-- Begin Records for the task --

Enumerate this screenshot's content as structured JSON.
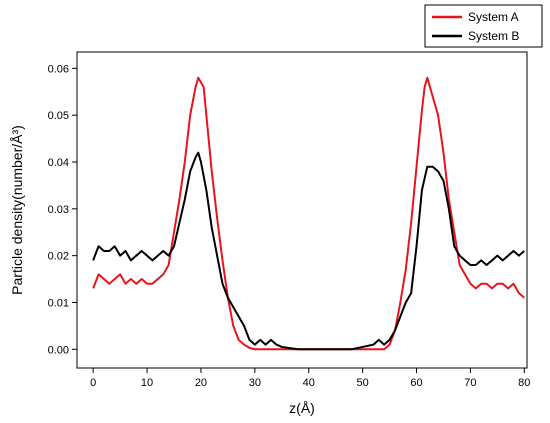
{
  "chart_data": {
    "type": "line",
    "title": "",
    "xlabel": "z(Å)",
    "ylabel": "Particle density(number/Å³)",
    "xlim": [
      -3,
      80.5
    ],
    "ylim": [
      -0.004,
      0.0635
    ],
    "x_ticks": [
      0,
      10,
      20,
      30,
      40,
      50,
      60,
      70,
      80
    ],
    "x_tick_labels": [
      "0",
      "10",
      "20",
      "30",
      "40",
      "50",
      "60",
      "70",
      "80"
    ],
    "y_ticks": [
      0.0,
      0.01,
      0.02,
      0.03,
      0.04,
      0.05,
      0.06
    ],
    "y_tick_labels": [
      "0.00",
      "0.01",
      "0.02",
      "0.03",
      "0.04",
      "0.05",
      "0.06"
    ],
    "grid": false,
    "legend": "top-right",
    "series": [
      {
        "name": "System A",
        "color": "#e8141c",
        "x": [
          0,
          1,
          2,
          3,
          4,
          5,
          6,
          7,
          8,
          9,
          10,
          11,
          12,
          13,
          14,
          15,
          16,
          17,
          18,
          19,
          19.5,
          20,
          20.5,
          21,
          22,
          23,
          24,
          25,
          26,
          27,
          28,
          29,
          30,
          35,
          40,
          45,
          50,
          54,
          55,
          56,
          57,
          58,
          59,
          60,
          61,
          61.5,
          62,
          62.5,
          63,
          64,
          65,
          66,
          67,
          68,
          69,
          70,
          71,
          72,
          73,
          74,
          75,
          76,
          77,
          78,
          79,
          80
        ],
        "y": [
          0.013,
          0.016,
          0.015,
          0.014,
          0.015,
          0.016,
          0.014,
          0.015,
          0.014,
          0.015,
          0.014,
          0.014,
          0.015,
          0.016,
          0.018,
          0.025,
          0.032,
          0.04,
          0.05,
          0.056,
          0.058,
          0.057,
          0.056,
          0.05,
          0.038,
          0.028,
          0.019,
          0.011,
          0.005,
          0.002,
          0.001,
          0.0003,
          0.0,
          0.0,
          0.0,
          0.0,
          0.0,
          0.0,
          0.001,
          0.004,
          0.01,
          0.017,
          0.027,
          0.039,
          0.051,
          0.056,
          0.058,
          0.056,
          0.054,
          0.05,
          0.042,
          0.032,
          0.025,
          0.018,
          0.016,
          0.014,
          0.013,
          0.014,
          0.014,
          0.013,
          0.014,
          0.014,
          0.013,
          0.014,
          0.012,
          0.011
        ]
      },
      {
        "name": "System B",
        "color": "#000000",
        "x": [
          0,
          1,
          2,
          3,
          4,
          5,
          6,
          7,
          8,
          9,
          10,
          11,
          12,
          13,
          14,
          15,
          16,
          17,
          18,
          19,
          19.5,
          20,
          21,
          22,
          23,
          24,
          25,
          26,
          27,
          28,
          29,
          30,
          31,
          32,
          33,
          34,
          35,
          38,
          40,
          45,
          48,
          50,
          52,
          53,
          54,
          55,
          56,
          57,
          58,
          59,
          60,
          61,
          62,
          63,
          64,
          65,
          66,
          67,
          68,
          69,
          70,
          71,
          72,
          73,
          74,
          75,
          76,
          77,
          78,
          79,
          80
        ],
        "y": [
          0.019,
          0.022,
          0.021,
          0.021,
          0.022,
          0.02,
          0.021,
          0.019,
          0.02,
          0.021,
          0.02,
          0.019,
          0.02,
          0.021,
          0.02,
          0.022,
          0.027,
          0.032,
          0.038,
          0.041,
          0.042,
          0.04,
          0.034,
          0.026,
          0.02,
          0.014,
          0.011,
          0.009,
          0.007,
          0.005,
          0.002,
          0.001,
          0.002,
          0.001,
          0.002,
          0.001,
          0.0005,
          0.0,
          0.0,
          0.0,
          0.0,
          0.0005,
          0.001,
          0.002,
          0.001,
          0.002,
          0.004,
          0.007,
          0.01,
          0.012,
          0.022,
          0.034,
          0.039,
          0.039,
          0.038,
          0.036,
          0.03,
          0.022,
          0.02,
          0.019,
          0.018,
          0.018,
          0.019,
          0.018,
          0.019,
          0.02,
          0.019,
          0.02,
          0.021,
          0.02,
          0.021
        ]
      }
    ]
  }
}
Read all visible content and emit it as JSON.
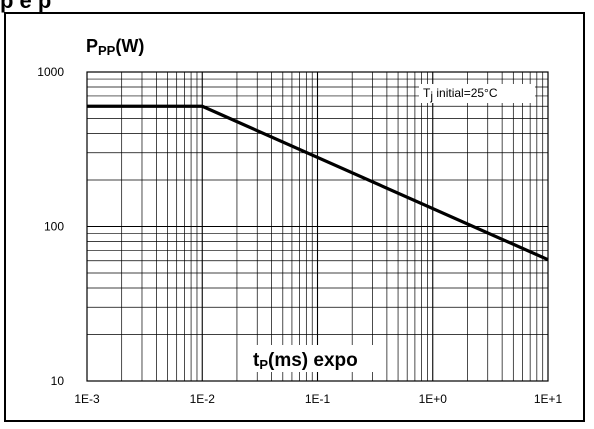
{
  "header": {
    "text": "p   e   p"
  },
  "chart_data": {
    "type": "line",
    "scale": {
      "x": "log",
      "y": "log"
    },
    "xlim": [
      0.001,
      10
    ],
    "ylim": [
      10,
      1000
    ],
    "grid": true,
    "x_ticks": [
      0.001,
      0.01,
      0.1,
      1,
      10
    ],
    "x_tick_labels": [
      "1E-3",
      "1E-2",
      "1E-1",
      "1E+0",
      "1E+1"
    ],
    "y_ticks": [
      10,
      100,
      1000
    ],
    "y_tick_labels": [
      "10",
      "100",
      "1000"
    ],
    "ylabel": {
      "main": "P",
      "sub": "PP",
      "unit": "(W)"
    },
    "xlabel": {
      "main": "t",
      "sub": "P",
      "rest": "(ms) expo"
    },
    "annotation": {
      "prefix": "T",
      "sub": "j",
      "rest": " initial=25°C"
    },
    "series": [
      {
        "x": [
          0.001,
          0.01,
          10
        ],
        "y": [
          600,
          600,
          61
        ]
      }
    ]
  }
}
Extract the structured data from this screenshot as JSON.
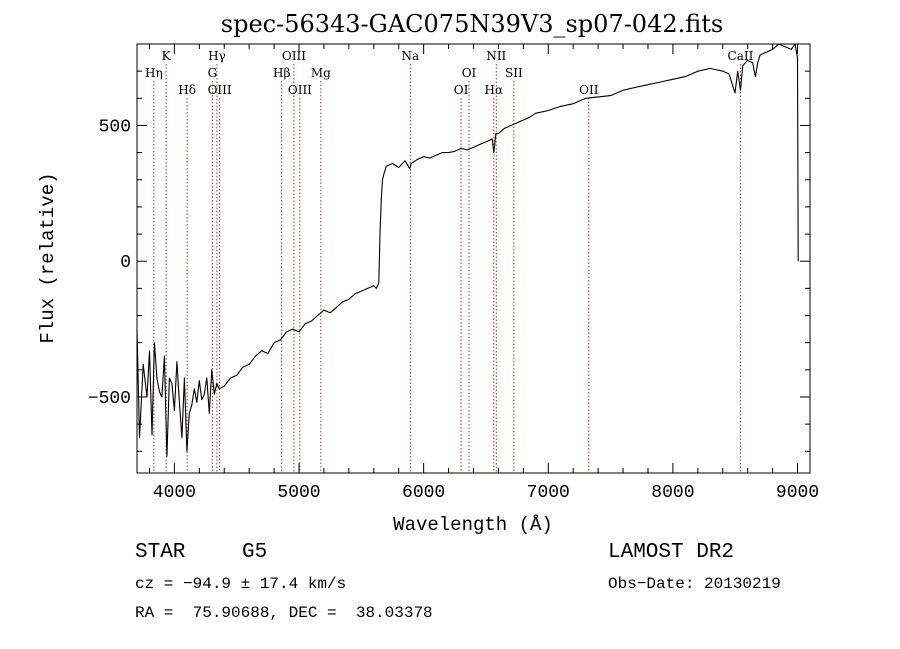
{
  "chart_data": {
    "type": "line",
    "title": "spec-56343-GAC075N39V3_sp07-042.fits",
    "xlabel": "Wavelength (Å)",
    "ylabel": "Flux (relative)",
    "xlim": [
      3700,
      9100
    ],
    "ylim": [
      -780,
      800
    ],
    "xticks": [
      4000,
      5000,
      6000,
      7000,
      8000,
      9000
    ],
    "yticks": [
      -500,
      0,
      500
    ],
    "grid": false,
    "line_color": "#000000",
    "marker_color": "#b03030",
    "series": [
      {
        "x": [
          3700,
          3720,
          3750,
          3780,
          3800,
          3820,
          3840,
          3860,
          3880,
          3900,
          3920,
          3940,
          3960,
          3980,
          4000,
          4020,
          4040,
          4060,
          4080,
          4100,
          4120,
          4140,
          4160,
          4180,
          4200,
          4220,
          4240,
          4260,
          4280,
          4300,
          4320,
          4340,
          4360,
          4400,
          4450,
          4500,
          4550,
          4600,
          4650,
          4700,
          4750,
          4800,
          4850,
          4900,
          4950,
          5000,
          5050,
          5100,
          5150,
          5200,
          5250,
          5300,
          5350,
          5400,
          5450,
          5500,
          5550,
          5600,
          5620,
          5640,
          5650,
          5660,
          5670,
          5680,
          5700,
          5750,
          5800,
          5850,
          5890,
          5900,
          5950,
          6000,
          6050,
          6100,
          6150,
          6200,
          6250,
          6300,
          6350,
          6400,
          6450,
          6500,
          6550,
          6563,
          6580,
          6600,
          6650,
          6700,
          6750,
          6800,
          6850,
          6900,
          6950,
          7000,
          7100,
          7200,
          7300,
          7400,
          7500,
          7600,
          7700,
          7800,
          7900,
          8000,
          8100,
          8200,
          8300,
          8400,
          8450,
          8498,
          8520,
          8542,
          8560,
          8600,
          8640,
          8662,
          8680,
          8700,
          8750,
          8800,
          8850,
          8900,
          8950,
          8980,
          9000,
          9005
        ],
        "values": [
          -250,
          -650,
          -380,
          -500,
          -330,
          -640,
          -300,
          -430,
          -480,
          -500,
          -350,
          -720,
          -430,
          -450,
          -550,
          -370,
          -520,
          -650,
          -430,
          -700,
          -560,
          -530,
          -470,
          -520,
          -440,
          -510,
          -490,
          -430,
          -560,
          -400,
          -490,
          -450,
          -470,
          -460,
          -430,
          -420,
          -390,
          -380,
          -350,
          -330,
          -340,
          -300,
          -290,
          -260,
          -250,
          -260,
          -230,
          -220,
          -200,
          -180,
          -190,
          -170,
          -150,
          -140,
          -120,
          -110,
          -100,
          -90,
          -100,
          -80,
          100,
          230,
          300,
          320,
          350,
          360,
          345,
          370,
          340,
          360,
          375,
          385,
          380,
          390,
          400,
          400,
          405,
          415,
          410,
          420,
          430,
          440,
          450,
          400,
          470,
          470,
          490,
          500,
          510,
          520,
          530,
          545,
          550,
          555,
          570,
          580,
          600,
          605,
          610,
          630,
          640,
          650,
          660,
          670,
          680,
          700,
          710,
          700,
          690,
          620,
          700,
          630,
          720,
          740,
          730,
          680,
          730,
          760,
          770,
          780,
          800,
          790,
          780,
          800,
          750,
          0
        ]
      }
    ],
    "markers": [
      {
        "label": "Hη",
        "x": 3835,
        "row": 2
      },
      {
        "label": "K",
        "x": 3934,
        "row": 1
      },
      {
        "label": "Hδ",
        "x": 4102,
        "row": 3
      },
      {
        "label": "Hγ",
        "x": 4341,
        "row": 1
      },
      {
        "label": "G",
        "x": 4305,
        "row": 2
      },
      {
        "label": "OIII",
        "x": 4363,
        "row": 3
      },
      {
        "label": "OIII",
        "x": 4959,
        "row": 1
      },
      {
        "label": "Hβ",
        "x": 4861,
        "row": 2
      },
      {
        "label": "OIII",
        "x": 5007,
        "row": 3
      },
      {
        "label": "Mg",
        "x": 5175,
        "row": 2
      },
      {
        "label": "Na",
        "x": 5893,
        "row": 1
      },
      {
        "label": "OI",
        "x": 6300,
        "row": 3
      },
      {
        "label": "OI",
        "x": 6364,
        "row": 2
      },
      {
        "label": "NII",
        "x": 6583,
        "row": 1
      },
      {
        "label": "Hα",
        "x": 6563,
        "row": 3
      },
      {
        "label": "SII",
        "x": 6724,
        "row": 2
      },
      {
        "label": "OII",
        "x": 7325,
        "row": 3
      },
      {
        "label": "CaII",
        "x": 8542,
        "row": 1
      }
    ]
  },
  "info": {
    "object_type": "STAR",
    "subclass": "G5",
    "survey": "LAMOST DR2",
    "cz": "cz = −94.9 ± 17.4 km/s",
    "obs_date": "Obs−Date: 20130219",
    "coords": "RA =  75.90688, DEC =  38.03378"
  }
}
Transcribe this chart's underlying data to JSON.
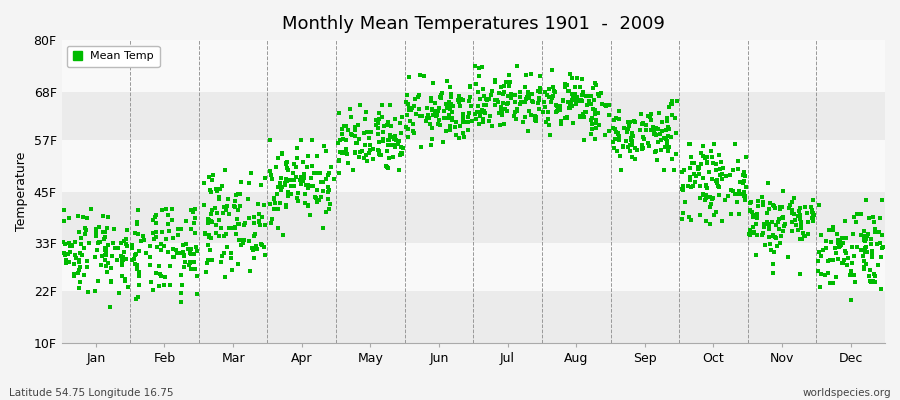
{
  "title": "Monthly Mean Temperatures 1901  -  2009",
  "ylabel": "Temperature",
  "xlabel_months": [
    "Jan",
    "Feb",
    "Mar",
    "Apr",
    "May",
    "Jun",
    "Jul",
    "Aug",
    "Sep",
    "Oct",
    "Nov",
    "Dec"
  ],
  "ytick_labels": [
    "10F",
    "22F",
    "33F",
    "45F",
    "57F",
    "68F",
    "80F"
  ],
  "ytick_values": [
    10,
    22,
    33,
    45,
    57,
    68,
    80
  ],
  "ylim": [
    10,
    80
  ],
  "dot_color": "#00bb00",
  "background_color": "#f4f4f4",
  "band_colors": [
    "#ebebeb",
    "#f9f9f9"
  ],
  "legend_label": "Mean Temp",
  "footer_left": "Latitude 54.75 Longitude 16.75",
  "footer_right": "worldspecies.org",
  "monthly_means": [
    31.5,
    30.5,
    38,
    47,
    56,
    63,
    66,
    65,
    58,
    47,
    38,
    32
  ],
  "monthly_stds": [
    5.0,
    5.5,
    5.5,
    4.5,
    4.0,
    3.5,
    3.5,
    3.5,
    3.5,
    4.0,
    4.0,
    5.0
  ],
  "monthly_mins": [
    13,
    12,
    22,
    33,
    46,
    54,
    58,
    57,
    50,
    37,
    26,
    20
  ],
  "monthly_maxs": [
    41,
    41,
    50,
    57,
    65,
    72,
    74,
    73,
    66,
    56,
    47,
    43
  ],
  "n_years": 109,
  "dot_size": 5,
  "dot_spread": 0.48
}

-- End Records for the task --

Stated task:
Can you quote exactly, and only, the lines from the one containing "Transcribe this chart's" through the last line of the records above, keeping both ends and leaving out any pictures?

The completed task:
Transcribe this chart's underlying data to JSON.
{
  "title": "Monthly Mean Temperatures 1901  -  2009",
  "ylabel": "Temperature",
  "xlabel_months": [
    "Jan",
    "Feb",
    "Mar",
    "Apr",
    "May",
    "Jun",
    "Jul",
    "Aug",
    "Sep",
    "Oct",
    "Nov",
    "Dec"
  ],
  "ytick_labels": [
    "10F",
    "22F",
    "33F",
    "45F",
    "57F",
    "68F",
    "80F"
  ],
  "ytick_values": [
    10,
    22,
    33,
    45,
    57,
    68,
    80
  ],
  "ylim": [
    10,
    80
  ],
  "dot_color": "#00bb00",
  "background_color": "#f4f4f4",
  "band_colors": [
    "#ebebeb",
    "#f9f9f9"
  ],
  "legend_label": "Mean Temp",
  "footer_left": "Latitude 54.75 Longitude 16.75",
  "footer_right": "worldspecies.org",
  "monthly_means": [
    31.5,
    30.5,
    38,
    47,
    56,
    63,
    66,
    65,
    58,
    47,
    38,
    32
  ],
  "monthly_stds": [
    5.0,
    5.5,
    5.5,
    4.5,
    4.0,
    3.5,
    3.5,
    3.5,
    3.5,
    4.0,
    4.0,
    5.0
  ],
  "monthly_mins": [
    13,
    12,
    22,
    33,
    46,
    54,
    58,
    57,
    50,
    37,
    26,
    20
  ],
  "monthly_maxs": [
    41,
    41,
    50,
    57,
    65,
    72,
    74,
    73,
    66,
    56,
    47,
    43
  ],
  "n_years": 109,
  "dot_size": 5,
  "dot_spread": 0.48
}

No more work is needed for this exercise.